--- What is asked ---
Pictures in the data below are not part of the copy; transcribe everything else exactly.

--- Task material ---
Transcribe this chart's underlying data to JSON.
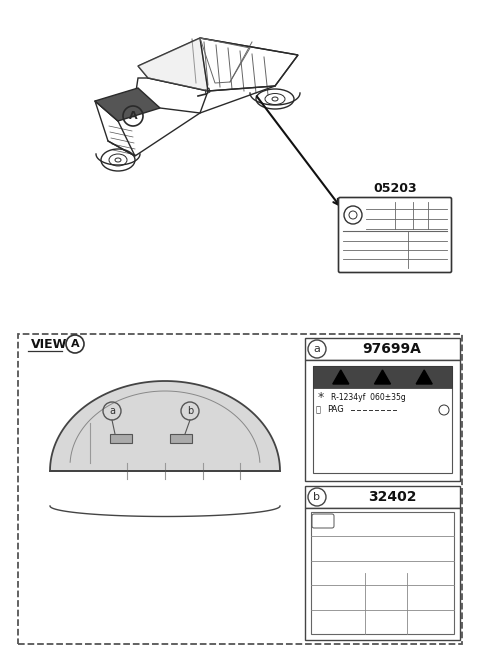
{
  "bg_color": "#ffffff",
  "part_number_top": "05203",
  "label_a_number": "97699A",
  "label_b_number": "32402",
  "view_label": "VIEW",
  "ac_label_text": "R-1234yf  060±35g",
  "pac_label_text": "PAG",
  "fig_width": 4.8,
  "fig_height": 6.56,
  "dpi": 100
}
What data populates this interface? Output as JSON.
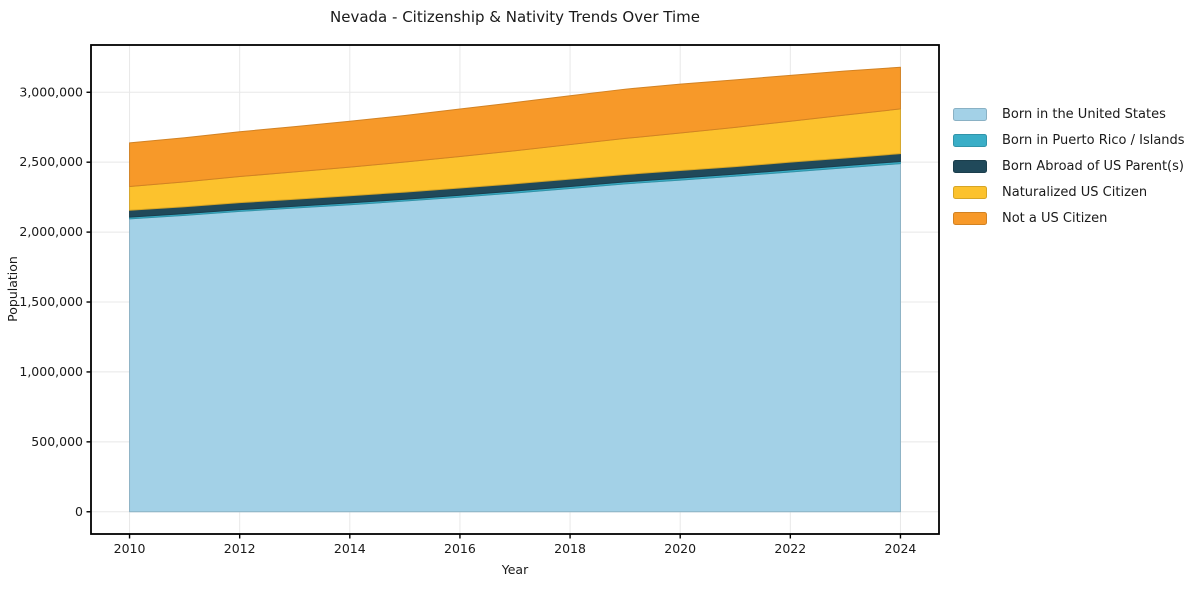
{
  "chart_data": {
    "type": "area",
    "stacked": true,
    "title": "Nevada - Citizenship & Nativity Trends Over Time",
    "xlabel": "Year",
    "ylabel": "Population",
    "x": [
      2010,
      2011,
      2012,
      2013,
      2014,
      2015,
      2016,
      2017,
      2018,
      2019,
      2020,
      2021,
      2022,
      2023,
      2024
    ],
    "series": [
      {
        "name": "Born in the United States",
        "color": "#a3d1e7",
        "values": [
          2095000,
          2120000,
          2148000,
          2172000,
          2196000,
          2222000,
          2250000,
          2280000,
          2312000,
          2345000,
          2372000,
          2400000,
          2430000,
          2460000,
          2490000
        ]
      },
      {
        "name": "Born in Puerto Rico / Islands",
        "color": "#3aaec7",
        "values": [
          12000,
          12000,
          12500,
          12500,
          13000,
          13000,
          13500,
          13500,
          14000,
          14000,
          14500,
          14500,
          15000,
          15000,
          15000
        ]
      },
      {
        "name": "Born Abroad of US Parent(s)",
        "color": "#20495a",
        "values": [
          49000,
          49000,
          50000,
          50000,
          51000,
          51000,
          52000,
          52000,
          53000,
          53000,
          54000,
          54000,
          55000,
          55000,
          56000
        ]
      },
      {
        "name": "Naturalized US Citizen",
        "color": "#fcc22d",
        "values": [
          170000,
          178000,
          187000,
          196000,
          205000,
          215000,
          225000,
          236000,
          247000,
          258000,
          268000,
          280000,
          293000,
          307000,
          320000
        ]
      },
      {
        "name": "Not a US Citizen",
        "color": "#f79929",
        "values": [
          312000,
          316000,
          320000,
          324000,
          328000,
          333000,
          340000,
          345000,
          349000,
          352000,
          350000,
          340000,
          328000,
          315000,
          298000
        ]
      }
    ],
    "xticks": [
      2010,
      2012,
      2014,
      2016,
      2018,
      2020,
      2022,
      2024
    ],
    "yticks": [
      0,
      500000,
      1000000,
      1500000,
      2000000,
      2500000,
      3000000
    ],
    "xlim": [
      2009.3,
      2024.7
    ],
    "ylim": [
      -159000,
      3338000
    ],
    "grid": true,
    "legend_position": "right",
    "colors": {
      "background": "#ffffff",
      "gridline": "#e8e8e8",
      "spine": "#000000",
      "text": "#1a1a1a"
    }
  }
}
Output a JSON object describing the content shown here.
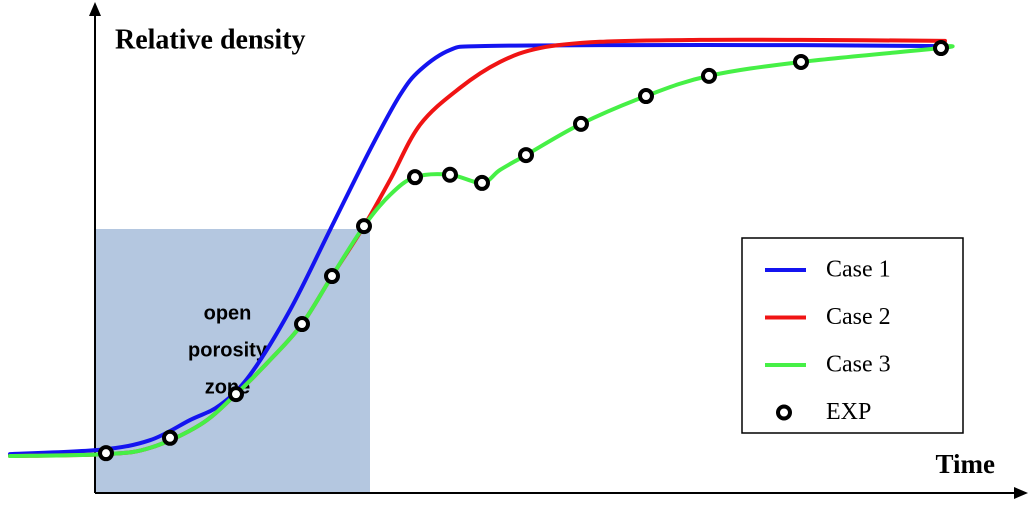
{
  "chart_data": {
    "type": "line",
    "y_label": "Relative density",
    "x_label": "Time",
    "xlim": [
      0,
      100
    ],
    "ylim": [
      0,
      100
    ],
    "legend": "right",
    "shaded_region": {
      "x": [
        8.5,
        36
      ],
      "y": [
        0,
        55
      ],
      "color": "#b4c7e0",
      "label": [
        "open",
        "porosity",
        "zone"
      ]
    },
    "series": [
      {
        "name": "Case 1",
        "color": "#1414f0",
        "style": "line",
        "x": [
          0,
          9,
          14,
          18,
          21,
          24,
          28,
          32,
          36,
          39,
          41,
          44,
          47,
          59,
          79,
          93.5
        ],
        "values": [
          8.1,
          9,
          11,
          15.2,
          18.3,
          24.6,
          38.1,
          54.8,
          71.5,
          82.9,
          88.1,
          92.3,
          93.1,
          93.3,
          93.3,
          93.1
        ]
      },
      {
        "name": "Case 2",
        "color": "#f01414",
        "style": "line",
        "x": [
          0,
          9.6,
          14,
          19,
          22.6,
          26,
          29.2,
          32.2,
          35.4,
          38,
          41,
          45,
          49,
          53,
          59,
          69,
          79,
          93.5
        ],
        "values": [
          7.7,
          8.1,
          9.4,
          14.2,
          20.6,
          27.7,
          35.2,
          45.2,
          55.6,
          65.2,
          76.7,
          84.4,
          89.8,
          92.7,
          94,
          94.4,
          94.4,
          94.2
        ]
      },
      {
        "name": "Case 3",
        "color": "#46f046",
        "style": "line",
        "x": [
          0,
          9.6,
          14,
          19,
          22.6,
          26,
          29.2,
          32.2,
          35.4,
          38,
          40.5,
          44,
          47.2,
          49,
          51.6,
          57.1,
          63.6,
          69.9,
          79.1,
          93.1,
          93.5
        ],
        "values": [
          7.7,
          8.1,
          9.4,
          14.2,
          20.6,
          27.7,
          35.2,
          45.2,
          55.6,
          62.1,
          65.8,
          66.3,
          64.6,
          67.3,
          70.4,
          76.9,
          82.7,
          86.9,
          89.8,
          92.7,
          93.1
        ]
      },
      {
        "name": "EXP",
        "color": "#000000",
        "style": "marker",
        "x": [
          9.6,
          16,
          22.6,
          29.2,
          32.2,
          35.4,
          40.5,
          44,
          47.2,
          51.6,
          57.1,
          63.6,
          69.9,
          79.1,
          93.1
        ],
        "values": [
          8.3,
          11.5,
          20.6,
          35.2,
          45.2,
          55.6,
          65.8,
          66.3,
          64.6,
          70.4,
          76.9,
          82.7,
          86.9,
          89.8,
          92.7
        ]
      }
    ]
  }
}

--- Task answer ---
Transcribe this chart's underlying data to JSON.
{
  "bg_color": "#ffffff",
  "part_number_top": "05203",
  "label_a_number": "97699A",
  "label_b_number": "32402",
  "view_label": "VIEW",
  "ac_label_text": "R-1234yf  060±35g",
  "pac_label_text": "PAG",
  "fig_width": 4.8,
  "fig_height": 6.56,
  "dpi": 100
}
What data populates this interface? Output as JSON.
{
  "chart_data": {
    "type": "area",
    "stacked": true,
    "title": "Nevada - Citizenship & Nativity Trends Over Time",
    "xlabel": "Year",
    "ylabel": "Population",
    "x": [
      2010,
      2011,
      2012,
      2013,
      2014,
      2015,
      2016,
      2017,
      2018,
      2019,
      2020,
      2021,
      2022,
      2023,
      2024
    ],
    "series": [
      {
        "name": "Born in the United States",
        "color": "#a3d1e7",
        "values": [
          2095000,
          2120000,
          2148000,
          2172000,
          2196000,
          2222000,
          2250000,
          2280000,
          2312000,
          2345000,
          2372000,
          2400000,
          2430000,
          2460000,
          2490000
        ]
      },
      {
        "name": "Born in Puerto Rico / Islands",
        "color": "#3aaec7",
        "values": [
          12000,
          12000,
          12500,
          12500,
          13000,
          13000,
          13500,
          13500,
          14000,
          14000,
          14500,
          14500,
          15000,
          15000,
          15000
        ]
      },
      {
        "name": "Born Abroad of US Parent(s)",
        "color": "#20495a",
        "values": [
          49000,
          49000,
          50000,
          50000,
          51000,
          51000,
          52000,
          52000,
          53000,
          53000,
          54000,
          54000,
          55000,
          55000,
          56000
        ]
      },
      {
        "name": "Naturalized US Citizen",
        "color": "#fcc22d",
        "values": [
          170000,
          178000,
          187000,
          196000,
          205000,
          215000,
          225000,
          236000,
          247000,
          258000,
          268000,
          280000,
          293000,
          307000,
          320000
        ]
      },
      {
        "name": "Not a US Citizen",
        "color": "#f79929",
        "values": [
          312000,
          316000,
          320000,
          324000,
          328000,
          333000,
          340000,
          345000,
          349000,
          352000,
          350000,
          340000,
          328000,
          315000,
          298000
        ]
      }
    ],
    "xticks": [
      2010,
      2012,
      2014,
      2016,
      2018,
      2020,
      2022,
      2024
    ],
    "yticks": [
      0,
      500000,
      1000000,
      1500000,
      2000000,
      2500000,
      3000000
    ],
    "xlim": [
      2009.3,
      2024.7
    ],
    "ylim": [
      -159000,
      3338000
    ],
    "grid": true,
    "legend_position": "right",
    "colors": {
      "background": "#ffffff",
      "gridline": "#e8e8e8",
      "spine": "#000000",
      "text": "#1a1a1a"
    }
  }
}
Output a JSON object describing the content shown here.
{
  "chart_data": {
    "type": "line",
    "y_label": "Relative density",
    "x_label": "Time",
    "xlim": [
      0,
      100
    ],
    "ylim": [
      0,
      100
    ],
    "legend": "right",
    "shaded_region": {
      "x": [
        8.5,
        36
      ],
      "y": [
        0,
        55
      ],
      "color": "#b4c7e0",
      "label": [
        "open",
        "porosity",
        "zone"
      ]
    },
    "series": [
      {
        "name": "Case 1",
        "color": "#1414f0",
        "style": "line",
        "x": [
          0,
          9,
          14,
          18,
          21,
          24,
          28,
          32,
          36,
          39,
          41,
          44,
          47,
          59,
          79,
          93.5
        ],
        "values": [
          8.1,
          9,
          11,
          15.2,
          18.3,
          24.6,
          38.1,
          54.8,
          71.5,
          82.9,
          88.1,
          92.3,
          93.1,
          93.3,
          93.3,
          93.1
        ]
      },
      {
        "name": "Case 2",
        "color": "#f01414",
        "style": "line",
        "x": [
          0,
          9.6,
          14,
          19,
          22.6,
          26,
          29.2,
          32.2,
          35.4,
          38,
          41,
          45,
          49,
          53,
          59,
          69,
          79,
          93.5
        ],
        "values": [
          7.7,
          8.1,
          9.4,
          14.2,
          20.6,
          27.7,
          35.2,
          45.2,
          55.6,
          65.2,
          76.7,
          84.4,
          89.8,
          92.7,
          94,
          94.4,
          94.4,
          94.2
        ]
      },
      {
        "name": "Case 3",
        "color": "#46f046",
        "style": "line",
        "x": [
          0,
          9.6,
          14,
          19,
          22.6,
          26,
          29.2,
          32.2,
          35.4,
          38,
          40.5,
          44,
          47.2,
          49,
          51.6,
          57.1,
          63.6,
          69.9,
          79.1,
          93.1,
          93.5
        ],
        "values": [
          7.7,
          8.1,
          9.4,
          14.2,
          20.6,
          27.7,
          35.2,
          45.2,
          55.6,
          62.1,
          65.8,
          66.3,
          64.6,
          67.3,
          70.4,
          76.9,
          82.7,
          86.9,
          89.8,
          92.7,
          93.1
        ]
      },
      {
        "name": "EXP",
        "color": "#000000",
        "style": "marker",
        "x": [
          9.6,
          16,
          22.6,
          29.2,
          32.2,
          35.4,
          40.5,
          44,
          47.2,
          51.6,
          57.1,
          63.6,
          69.9,
          79.1,
          93.1
        ],
        "values": [
          8.3,
          11.5,
          20.6,
          35.2,
          45.2,
          55.6,
          65.8,
          66.3,
          64.6,
          70.4,
          76.9,
          82.7,
          86.9,
          89.8,
          92.7
        ]
      }
    ]
  }
}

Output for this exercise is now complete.